- Exercise -
Give back every line exactly as it appears, pictures excluded.

- Material provided -
-=-=-=-=-

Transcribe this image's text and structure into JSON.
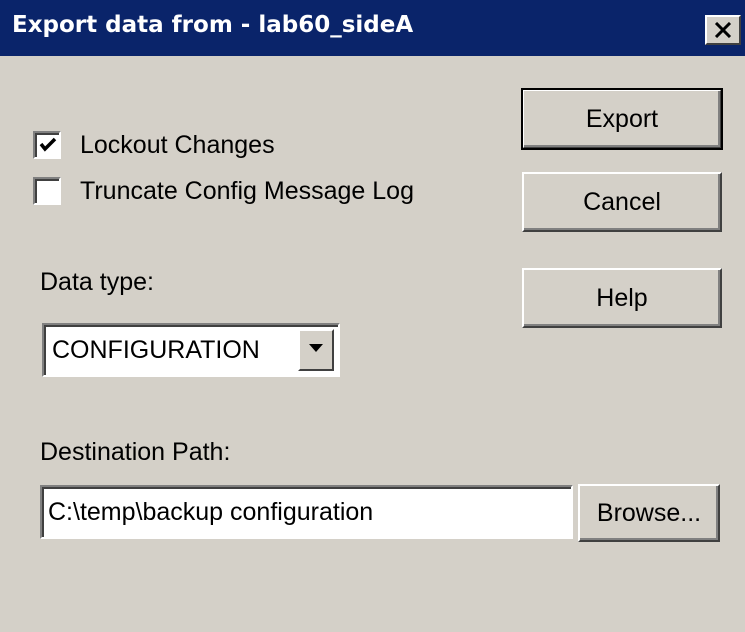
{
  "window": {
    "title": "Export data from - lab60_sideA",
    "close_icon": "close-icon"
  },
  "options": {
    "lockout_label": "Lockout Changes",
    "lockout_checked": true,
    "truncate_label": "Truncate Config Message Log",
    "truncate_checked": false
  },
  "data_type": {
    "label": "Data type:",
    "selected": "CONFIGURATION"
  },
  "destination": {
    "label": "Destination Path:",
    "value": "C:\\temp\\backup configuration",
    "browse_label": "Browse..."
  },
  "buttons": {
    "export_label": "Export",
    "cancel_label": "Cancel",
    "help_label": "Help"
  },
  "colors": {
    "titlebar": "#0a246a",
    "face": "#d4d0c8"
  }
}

-=-=-=-=-

- Full solution -
Transcribe this image's text and structure into JSON.
{
  "window": {
    "title": "Export data from - lab60_sideA",
    "close_icon": "close-icon"
  },
  "options": {
    "lockout_label": "Lockout Changes",
    "lockout_checked": true,
    "truncate_label": "Truncate Config Message Log",
    "truncate_checked": false
  },
  "data_type": {
    "label": "Data type:",
    "selected": "CONFIGURATION"
  },
  "destination": {
    "label": "Destination Path:",
    "value": "C:\\temp\\backup configuration",
    "browse_label": "Browse..."
  },
  "buttons": {
    "export_label": "Export",
    "cancel_label": "Cancel",
    "help_label": "Help"
  },
  "colors": {
    "titlebar": "#0a246a",
    "face": "#d4d0c8"
  }
}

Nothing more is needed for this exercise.